◆ **EXERCISE DIRECTIONS**:
Your task is to transcribe the entries exactly.
START SUPPLIED DATA
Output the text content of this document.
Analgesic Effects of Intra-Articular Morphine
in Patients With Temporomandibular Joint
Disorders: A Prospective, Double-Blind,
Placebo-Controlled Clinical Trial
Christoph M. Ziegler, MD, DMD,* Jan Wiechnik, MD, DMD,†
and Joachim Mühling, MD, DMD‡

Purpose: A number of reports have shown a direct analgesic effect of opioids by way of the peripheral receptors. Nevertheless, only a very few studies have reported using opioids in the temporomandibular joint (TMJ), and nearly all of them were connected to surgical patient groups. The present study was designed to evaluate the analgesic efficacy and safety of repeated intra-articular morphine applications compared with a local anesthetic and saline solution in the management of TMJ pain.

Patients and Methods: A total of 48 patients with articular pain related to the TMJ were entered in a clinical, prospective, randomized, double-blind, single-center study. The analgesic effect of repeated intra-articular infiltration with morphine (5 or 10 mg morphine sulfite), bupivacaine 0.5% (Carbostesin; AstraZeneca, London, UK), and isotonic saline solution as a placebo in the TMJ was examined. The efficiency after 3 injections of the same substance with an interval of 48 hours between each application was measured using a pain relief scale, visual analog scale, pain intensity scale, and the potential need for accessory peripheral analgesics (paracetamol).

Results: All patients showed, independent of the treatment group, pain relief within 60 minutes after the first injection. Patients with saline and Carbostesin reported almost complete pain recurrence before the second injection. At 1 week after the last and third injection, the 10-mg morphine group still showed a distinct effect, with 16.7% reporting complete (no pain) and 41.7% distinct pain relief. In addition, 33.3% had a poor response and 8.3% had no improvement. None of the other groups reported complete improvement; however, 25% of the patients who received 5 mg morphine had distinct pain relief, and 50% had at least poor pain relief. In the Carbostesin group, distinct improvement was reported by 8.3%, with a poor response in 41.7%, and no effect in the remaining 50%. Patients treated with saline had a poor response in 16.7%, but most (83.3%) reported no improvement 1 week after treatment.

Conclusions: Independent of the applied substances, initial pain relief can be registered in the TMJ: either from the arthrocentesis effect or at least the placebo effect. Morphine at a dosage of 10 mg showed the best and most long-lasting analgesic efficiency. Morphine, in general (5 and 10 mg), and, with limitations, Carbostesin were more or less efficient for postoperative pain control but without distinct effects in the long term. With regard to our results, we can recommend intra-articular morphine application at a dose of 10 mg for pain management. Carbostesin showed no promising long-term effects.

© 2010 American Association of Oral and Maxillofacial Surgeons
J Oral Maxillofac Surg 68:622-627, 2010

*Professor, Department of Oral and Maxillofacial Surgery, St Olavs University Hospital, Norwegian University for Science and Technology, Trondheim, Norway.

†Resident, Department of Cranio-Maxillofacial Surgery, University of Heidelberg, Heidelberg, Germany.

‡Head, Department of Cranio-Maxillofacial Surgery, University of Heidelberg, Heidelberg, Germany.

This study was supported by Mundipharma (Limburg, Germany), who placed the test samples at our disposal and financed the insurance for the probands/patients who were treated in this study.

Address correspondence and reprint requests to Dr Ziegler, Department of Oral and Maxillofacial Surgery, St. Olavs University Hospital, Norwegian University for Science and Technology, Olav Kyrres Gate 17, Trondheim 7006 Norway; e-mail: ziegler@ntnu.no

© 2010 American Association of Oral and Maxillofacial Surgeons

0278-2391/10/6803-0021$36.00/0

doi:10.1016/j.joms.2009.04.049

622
END SUPPLIED DATA
◆ **EXERCISE OUTPUT**:
Output the text content of this document.
Analgesic Effects of Intra-Articular Morphine
in Patients With Temporomandibular Joint
Disorders: A Prospective, Double-Blind,
Placebo-Controlled Clinical Trial
Christoph M. Ziegler, MD, DMD,* Jan Wiechnik, MD, DMD,†
and Joachim Mühling, MD, DMD‡

Purpose: A number of reports have shown a direct analgesic effect of opioids by way of the peripheral receptors. Nevertheless, only a very few studies have reported using opioids in the temporomandibular joint (TMJ), and nearly all of them were connected to surgical patient groups. The present study was designed to evaluate the analgesic efficacy and safety of repeated intra-articular morphine applications compared with a local anesthetic and saline solution in the management of TMJ pain.

Patients and Methods: A total of 48 patients with articular pain related to the TMJ were entered in a clinical, prospective, randomized, double-blind, single-center study. The analgesic effect of repeated intra-articular infiltration with morphine (5 or 10 mg morphine sulfite), bupivacaine 0.5% (Carbostesin; AstraZeneca, London, UK), and isotonic saline solution as a placebo in the TMJ was examined. The efficiency after 3 injections of the same substance with an interval of 48 hours between each application was measured using a pain relief scale, visual analog scale, pain intensity scale, and the potential need for accessory peripheral analgesics (paracetamol).

Results: All patients showed, independent of the treatment group, pain relief within 60 minutes after the first injection. Patients with saline and Carbostesin reported almost complete pain recurrence before the second injection. At 1 week after the last and third injection, the 10-mg morphine group still showed a distinct effect, with 16.7% reporting complete (no pain) and 41.7% distinct pain relief. In addition, 33.3% had a poor response and 8.3% had no improvement. None of the other groups reported complete improvement; however, 25% of the patients who received 5 mg morphine had distinct pain relief, and 50% had at least poor pain relief. In the Carbostesin group, distinct improvement was reported by 8.3%, with a poor response in 41.7%, and no effect in the remaining 50%. Patients treated with saline had a poor response in 16.7%, but most (83.3%) reported no improvement 1 week after treatment.

Conclusions: Independent of the applied substances, initial pain relief can be registered in the TMJ: either from the arthrocentesis effect or at least the placebo effect. Morphine at a dosage of 10 mg showed the best and most long-lasting analgesic efficiency. Morphine, in general (5 and 10 mg), and, with limitations, Carbostesin were more or less efficient for postoperative pain control but without distinct effects in the long term. With regard to our results, we can recommend intra-articular morphine application at a dose of 10 mg for pain management. Carbostesin showed no promising long-term effects.

© 2010 American Association of Oral and Maxillofacial Surgeons
J Oral Maxillofac Surg 68:622-627, 2010

*Professor, Department of Oral and Maxillofacial Surgery, St Olavs University Hospital, Norwegian University for Science and Technology, Trondheim, Norway.

†Resident, Department of Cranio-Maxillofacial Surgery, University of Heidelberg, Heidelberg, Germany.

‡Head, Department of Cranio-Maxillofacial Surgery, University of Heidelberg, Heidelberg, Germany.

This study was supported by Mundipharma (Limburg, Germany), who placed the test samples at our disposal and financed the insurance for the probands/patients who were treated in this study.

Address correspondence and reprint requests to Dr Ziegler, Department of Oral and Maxillofacial Surgery, St. Olavs University Hospital, Norwegian University for Science and Technology, Olav Kyrres Gate 17, Trondheim 7006 Norway; e-mail: ziegler@ntnu.no

© 2010 American Association of Oral and Maxillofacial Surgeons

0278-2391/10/6803-0021$36.00/0

doi:10.1016/j.joms.2009.04.049

622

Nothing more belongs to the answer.